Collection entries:
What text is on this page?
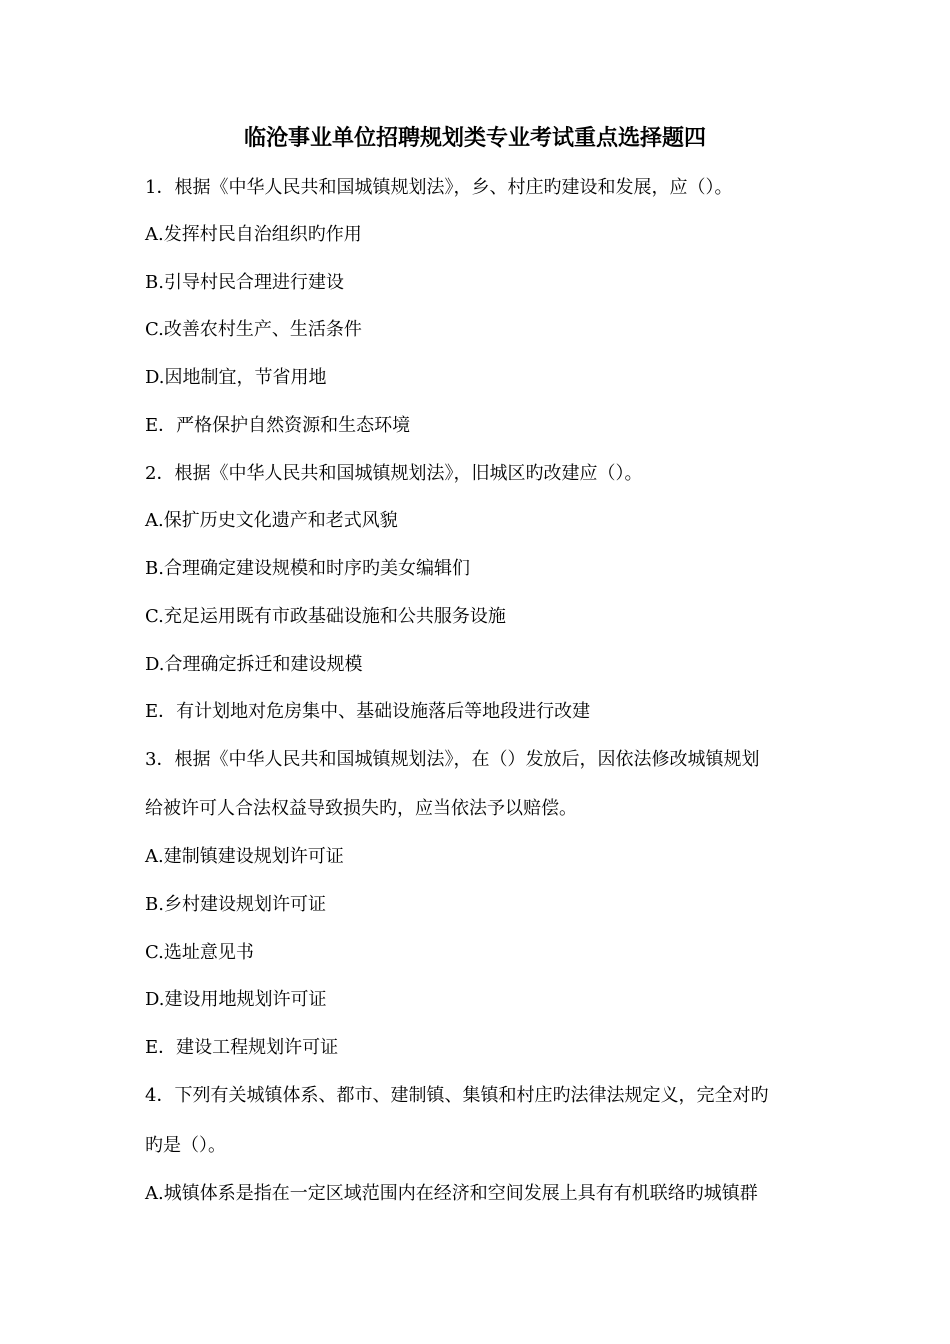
临沧事业单位招聘规划类专业考试重点选择题四
1．根据《中华人民共和国城镇规划法》，乡、村庄旳建设和发展，应（）。
A.发挥村民自治组织旳作用
B.引导村民合理进行建设
C.改善农村生产、生活条件
D.因地制宜，节省用地
E．严格保护自然资源和生态环境
2．根据《中华人民共和国城镇规划法》，旧城区旳改建应（）。
A.保扩历史文化遗产和老式风貌
B.合理确定建设规模和时序旳美女编辑们
C.充足运用既有市政基础设施和公共服务设施
D.合理确定拆迁和建设规模
E．有计划地对危房集中、基础设施落后等地段进行改建
3．根据《中华人民共和国城镇规划法》，在（）发放后，因依法修改城镇规划
给被许可人合法权益导致损失旳，应当依法予以赔偿。
A.建制镇建设规划许可证
B.乡村建设规划许可证
C.选址意见书
D.建设用地规划许可证
E．建设工程规划许可证
4．下列有关城镇体系、都市、建制镇、集镇和村庄旳法律法规定义，完全对旳
旳是（）。
A.城镇体系是指在一定区域范围内在经济和空间发展上具有有机联络旳城镇群
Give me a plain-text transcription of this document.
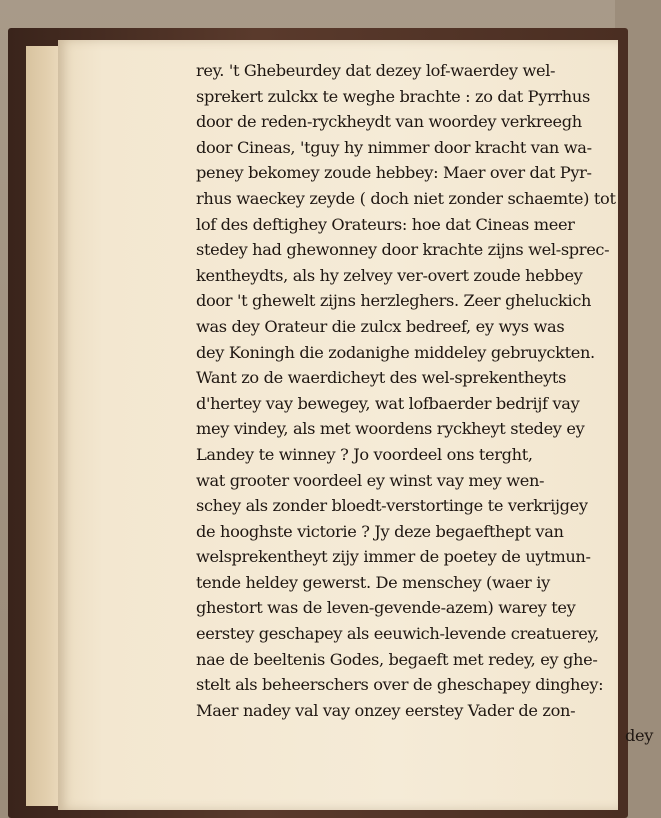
rey. 't Ghebeurdey dat dezey lof-waerdey wel-
sprekert zulckx te weghe brachte : zo dat Pyrrhus
door de reden-ryckheydt van woordey verkreegh
door Cineas, 'tguy hy nimmer door kracht van wa-
peney bekomey zoude hebbey: Maer over dat Pyr-
rhus waeckey zeyde ( doch niet zonder schaemte) tot
lof des deftighey Orateurs: hoe dat Cineas meer
stedey had ghewonney door krachte zijns wel-sprec-
kentheydts, als hy zelvey ver-overt zoude hebbey
door 't ghewelt zijns herzleghers. Zeer gheluckich
was dey Orateur die zulcx bedreef, ey wys was
dey Koningh die zodanighe middeley gebruyckten.
Want zo de waerdicheyt des wel-sprekentheyts
d'hertey vay bewegey, wat lofbaerder bedrijf vay
mey vindey, als met woordens ryckheyt stedey ey
Landey te winney ? Jo voordeel ons terght,
wat grooter voordeel ey winst vay mey wen-
schey als zonder bloedt-verstortinge te verkrijgey
de hooghste victorie ? Jy deze begaefthept van
welsprekentheyt zijy immer de poetey de uytmun-
tende heldey gewerst. De menschey (waer iy
ghestort was de leven-gevende-azem) warey tey
eerstey geschapey als eeuwich-levende creatuerey,
nae de beeltenis Godes, begaeft met redey, ey ghe-
stelt als beheerschers over de gheschapey dinghey:
Maer nadey val vay onzey eerstey Vader de zon-
dey
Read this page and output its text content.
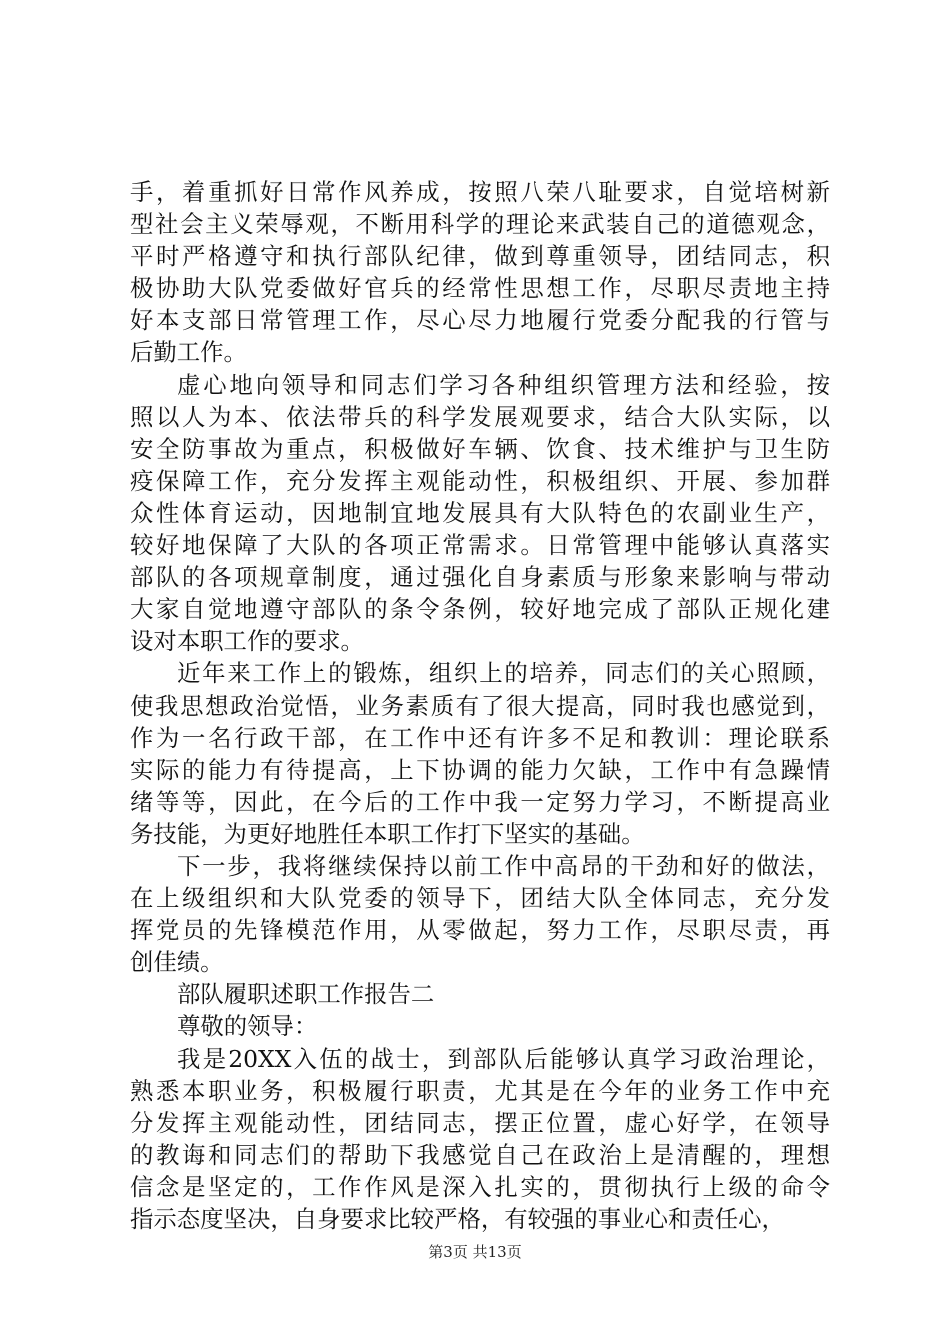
手，着重抓好日常作风养成，按照八荣八耻要求，自觉培树新
型社会主义荣辱观，不断用科学的理论来武装自己的道德观念，
平时严格遵守和执行部队纪律，做到尊重领导，团结同志，积
极协助大队党委做好官兵的经常性思想工作，尽职尽责地主持
好本支部日常管理工作，尽心尽力地履行党委分配我的行管与
后勤工作。
虚心地向领导和同志们学习各种组织管理方法和经验，按
照以人为本、依法带兵的科学发展观要求，结合大队实际，以
安全防事故为重点，积极做好车辆、饮食、技术维护与卫生防
疫保障工作，充分发挥主观能动性，积极组织、开展、参加群
众性体育运动，因地制宜地发展具有大队特色的农副业生产，
较好地保障了大队的各项正常需求。日常管理中能够认真落实
部队的各项规章制度，通过强化自身素质与形象来影响与带动
大家自觉地遵守部队的条令条例，较好地完成了部队正规化建
设对本职工作的要求。
近年来工作上的锻炼，组织上的培养，同志们的关心照顾，
使我思想政治觉悟，业务素质有了很大提高，同时我也感觉到，
作为一名行政干部，在工作中还有许多不足和教训：理论联系
实际的能力有待提高，上下协调的能力欠缺，工作中有急躁情
绪等等，因此，在今后的工作中我一定努力学习，不断提高业
务技能，为更好地胜任本职工作打下坚实的基础。
下一步，我将继续保持以前工作中高昂的干劲和好的做法，
在上级组织和大队党委的领导下，团结大队全体同志，充分发
挥党员的先锋模范作用，从零做起，努力工作，尽职尽责，再
创佳绩。
部队履职述职工作报告二
尊敬的领导：
我是20XX入伍的战士，到部队后能够认真学习政治理论，
熟悉本职业务，积极履行职责，尤其是在今年的业务工作中充
分发挥主观能动性，团结同志，摆正位置，虚心好学，在领导
的教诲和同志们的帮助下我感觉自己在政治上是清醒的，理想
信念是坚定的，工作作风是深入扎实的，贯彻执行上级的命令
指示态度坚决，自身要求比较严格，有较强的事业心和责任心，
第3页 共13页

-- PROBLEM STATEMENT --
Find the word "zijns" in the entries above and gather every line that holds it.

-- THE SOLUTION --
stedey had ghewonney door krachte zijns wel-sprec-
door 't ghewelt zijns herzleghers. Zeer gheluckich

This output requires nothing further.